# MATERIALS PROVIDED
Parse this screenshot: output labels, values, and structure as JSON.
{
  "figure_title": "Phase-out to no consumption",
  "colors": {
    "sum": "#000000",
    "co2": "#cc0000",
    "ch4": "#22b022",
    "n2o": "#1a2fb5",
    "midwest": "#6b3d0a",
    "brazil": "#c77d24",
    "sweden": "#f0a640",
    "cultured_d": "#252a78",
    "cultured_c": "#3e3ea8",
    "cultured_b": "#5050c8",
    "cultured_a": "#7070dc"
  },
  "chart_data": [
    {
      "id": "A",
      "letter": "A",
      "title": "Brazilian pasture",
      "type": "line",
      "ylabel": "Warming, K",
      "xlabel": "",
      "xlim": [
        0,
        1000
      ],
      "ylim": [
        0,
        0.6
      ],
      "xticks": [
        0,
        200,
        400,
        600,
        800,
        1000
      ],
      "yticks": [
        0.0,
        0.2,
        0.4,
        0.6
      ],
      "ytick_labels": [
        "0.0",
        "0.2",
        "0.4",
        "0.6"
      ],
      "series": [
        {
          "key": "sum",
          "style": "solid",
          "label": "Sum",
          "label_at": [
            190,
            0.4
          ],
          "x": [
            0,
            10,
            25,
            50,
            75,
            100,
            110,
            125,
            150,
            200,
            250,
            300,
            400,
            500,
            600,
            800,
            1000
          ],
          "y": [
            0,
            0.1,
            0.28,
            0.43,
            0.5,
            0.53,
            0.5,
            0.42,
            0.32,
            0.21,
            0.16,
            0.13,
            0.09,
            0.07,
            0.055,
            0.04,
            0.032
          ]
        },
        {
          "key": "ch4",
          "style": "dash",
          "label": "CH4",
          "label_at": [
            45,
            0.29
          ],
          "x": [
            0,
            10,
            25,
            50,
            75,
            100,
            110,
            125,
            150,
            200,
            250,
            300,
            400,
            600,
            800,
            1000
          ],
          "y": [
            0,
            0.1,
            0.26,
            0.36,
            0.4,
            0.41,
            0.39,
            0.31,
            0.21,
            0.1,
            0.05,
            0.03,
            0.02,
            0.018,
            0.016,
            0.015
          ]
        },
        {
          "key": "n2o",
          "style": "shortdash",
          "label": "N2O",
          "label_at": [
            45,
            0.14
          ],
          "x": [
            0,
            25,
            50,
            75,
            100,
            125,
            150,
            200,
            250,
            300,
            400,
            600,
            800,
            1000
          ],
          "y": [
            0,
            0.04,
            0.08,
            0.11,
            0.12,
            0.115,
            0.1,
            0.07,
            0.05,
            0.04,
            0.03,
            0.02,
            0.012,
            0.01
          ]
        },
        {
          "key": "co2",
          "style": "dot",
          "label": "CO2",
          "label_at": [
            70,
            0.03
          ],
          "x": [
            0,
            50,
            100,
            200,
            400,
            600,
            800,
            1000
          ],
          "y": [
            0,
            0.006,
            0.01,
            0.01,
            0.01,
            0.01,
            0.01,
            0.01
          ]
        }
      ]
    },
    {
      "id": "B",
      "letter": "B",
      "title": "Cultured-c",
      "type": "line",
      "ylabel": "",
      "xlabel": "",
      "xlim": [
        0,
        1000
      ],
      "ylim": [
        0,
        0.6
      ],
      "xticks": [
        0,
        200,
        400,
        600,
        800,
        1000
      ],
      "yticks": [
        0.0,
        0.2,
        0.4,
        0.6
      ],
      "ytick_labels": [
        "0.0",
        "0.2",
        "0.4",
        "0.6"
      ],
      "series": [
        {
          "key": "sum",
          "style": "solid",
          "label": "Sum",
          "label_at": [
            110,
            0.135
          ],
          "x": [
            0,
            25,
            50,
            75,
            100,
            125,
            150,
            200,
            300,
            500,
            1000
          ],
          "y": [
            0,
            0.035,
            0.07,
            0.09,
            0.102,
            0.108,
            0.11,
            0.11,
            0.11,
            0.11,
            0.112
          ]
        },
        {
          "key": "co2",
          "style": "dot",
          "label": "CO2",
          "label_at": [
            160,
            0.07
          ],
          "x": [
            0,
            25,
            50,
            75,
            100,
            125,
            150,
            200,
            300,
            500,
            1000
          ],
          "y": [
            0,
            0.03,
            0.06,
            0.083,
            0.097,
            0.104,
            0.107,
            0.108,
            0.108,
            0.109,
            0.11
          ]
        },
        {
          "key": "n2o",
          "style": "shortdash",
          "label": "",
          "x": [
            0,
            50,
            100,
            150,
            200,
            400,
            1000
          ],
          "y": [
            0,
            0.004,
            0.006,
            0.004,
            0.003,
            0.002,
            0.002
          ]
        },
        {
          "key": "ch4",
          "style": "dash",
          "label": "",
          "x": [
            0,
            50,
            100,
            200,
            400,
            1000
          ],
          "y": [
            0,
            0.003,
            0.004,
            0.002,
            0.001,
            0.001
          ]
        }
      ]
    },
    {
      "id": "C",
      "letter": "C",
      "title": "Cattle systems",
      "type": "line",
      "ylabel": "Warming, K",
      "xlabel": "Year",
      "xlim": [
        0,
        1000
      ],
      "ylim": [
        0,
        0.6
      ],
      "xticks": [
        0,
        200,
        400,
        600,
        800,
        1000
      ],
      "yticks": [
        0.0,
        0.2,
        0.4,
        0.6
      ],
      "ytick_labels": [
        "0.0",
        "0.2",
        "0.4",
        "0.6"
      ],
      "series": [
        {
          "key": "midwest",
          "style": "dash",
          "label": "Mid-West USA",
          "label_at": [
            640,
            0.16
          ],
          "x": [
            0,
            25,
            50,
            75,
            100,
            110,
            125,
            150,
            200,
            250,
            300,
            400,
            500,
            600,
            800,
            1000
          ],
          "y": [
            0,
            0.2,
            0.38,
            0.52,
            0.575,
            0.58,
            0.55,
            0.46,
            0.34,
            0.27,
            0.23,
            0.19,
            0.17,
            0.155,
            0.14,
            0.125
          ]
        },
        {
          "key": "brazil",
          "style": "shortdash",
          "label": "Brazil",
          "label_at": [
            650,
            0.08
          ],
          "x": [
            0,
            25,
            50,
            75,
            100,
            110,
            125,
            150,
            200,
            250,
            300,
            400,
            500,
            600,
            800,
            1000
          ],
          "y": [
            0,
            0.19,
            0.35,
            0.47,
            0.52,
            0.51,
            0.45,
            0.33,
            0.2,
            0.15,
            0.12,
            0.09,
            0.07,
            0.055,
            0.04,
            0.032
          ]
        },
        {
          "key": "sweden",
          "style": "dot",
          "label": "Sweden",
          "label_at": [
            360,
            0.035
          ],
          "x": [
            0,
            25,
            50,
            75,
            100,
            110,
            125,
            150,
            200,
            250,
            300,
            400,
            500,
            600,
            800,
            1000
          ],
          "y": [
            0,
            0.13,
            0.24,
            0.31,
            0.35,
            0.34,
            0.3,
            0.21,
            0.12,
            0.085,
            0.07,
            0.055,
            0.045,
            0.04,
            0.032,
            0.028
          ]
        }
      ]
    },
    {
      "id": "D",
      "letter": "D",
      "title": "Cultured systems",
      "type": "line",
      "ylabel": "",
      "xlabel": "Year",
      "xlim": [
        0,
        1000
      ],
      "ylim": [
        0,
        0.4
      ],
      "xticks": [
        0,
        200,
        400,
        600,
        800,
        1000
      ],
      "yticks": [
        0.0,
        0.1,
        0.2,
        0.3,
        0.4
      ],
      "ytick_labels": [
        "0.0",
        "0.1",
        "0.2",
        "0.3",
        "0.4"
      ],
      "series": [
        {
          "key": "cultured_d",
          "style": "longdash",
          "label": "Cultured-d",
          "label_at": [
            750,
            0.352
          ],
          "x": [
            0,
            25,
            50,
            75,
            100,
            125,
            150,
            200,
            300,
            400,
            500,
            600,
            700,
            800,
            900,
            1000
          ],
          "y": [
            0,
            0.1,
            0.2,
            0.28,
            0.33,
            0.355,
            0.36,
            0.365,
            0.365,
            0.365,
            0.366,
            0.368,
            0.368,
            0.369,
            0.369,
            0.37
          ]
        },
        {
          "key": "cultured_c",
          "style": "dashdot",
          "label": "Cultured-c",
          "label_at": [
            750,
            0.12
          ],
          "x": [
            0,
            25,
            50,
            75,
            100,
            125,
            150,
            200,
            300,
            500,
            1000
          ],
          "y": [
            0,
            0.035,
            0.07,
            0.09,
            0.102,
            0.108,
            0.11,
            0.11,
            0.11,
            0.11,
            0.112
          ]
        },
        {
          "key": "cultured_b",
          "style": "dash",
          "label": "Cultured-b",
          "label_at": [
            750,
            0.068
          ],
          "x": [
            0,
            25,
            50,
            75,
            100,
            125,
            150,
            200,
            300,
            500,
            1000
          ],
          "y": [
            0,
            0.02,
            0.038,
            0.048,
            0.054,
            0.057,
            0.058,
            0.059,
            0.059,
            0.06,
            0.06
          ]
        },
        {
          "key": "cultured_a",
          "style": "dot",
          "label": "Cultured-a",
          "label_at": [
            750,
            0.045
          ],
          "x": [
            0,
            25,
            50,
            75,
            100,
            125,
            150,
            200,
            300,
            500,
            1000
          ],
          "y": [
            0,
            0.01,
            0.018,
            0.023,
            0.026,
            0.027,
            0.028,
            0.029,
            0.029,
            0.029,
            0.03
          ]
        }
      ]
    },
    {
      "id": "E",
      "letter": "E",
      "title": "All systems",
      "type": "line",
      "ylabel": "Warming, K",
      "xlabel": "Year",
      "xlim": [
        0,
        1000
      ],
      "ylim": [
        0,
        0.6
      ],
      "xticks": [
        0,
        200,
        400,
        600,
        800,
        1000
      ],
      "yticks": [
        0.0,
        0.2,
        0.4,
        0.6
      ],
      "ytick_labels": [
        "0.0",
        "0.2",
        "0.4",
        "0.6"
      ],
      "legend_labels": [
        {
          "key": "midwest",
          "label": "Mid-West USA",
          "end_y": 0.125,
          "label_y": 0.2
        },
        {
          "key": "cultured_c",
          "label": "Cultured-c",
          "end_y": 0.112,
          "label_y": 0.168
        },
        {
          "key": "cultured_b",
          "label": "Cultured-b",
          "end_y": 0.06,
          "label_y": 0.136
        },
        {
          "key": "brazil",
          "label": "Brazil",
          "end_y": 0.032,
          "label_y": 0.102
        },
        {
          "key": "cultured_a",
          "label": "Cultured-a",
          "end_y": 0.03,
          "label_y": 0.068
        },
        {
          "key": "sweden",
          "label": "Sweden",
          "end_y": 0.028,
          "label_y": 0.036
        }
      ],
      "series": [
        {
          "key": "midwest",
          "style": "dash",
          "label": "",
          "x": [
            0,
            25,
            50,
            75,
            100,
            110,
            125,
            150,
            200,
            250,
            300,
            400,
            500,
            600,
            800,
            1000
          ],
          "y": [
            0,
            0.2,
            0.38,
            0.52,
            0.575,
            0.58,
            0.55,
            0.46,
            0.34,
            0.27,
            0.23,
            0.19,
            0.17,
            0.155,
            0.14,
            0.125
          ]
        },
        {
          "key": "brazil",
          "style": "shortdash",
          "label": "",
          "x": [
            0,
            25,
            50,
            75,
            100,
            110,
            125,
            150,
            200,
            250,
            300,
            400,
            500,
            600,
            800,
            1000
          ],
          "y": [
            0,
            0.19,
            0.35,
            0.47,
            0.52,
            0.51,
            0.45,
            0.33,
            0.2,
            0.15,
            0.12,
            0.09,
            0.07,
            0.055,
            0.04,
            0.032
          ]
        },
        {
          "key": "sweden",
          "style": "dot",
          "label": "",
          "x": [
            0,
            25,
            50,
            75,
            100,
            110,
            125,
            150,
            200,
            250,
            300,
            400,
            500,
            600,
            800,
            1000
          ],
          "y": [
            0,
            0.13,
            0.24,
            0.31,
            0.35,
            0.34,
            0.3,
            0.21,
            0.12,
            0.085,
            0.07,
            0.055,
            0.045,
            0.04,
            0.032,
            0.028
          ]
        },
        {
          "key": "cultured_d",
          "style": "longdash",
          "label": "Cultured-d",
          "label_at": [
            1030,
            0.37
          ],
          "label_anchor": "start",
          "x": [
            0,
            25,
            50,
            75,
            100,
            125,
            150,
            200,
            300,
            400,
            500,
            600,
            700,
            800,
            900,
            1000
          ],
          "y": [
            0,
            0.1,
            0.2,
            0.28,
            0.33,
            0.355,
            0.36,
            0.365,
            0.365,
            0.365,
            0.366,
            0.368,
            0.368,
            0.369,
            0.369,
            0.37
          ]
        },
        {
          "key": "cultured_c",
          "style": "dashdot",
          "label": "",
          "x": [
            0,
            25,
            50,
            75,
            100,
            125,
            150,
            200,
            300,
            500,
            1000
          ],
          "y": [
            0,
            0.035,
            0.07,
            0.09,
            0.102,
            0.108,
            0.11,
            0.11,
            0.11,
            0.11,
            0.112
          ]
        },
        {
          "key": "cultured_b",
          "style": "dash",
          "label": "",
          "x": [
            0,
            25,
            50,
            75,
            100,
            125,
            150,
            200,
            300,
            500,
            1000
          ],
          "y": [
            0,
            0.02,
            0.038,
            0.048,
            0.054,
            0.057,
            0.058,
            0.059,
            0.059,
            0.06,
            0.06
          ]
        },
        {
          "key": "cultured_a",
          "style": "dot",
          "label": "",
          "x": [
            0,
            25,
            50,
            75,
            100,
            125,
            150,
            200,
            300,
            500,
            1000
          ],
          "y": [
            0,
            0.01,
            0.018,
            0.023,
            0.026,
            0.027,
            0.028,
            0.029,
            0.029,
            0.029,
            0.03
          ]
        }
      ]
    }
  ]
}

# STATED GOAL
From the listing above, copy out each line where the word "letter" appears.

# FULL OUTPUT
      "letter": "A",
      "letter": "B",
      "letter": "C",
      "letter": "D",
      "letter": "E",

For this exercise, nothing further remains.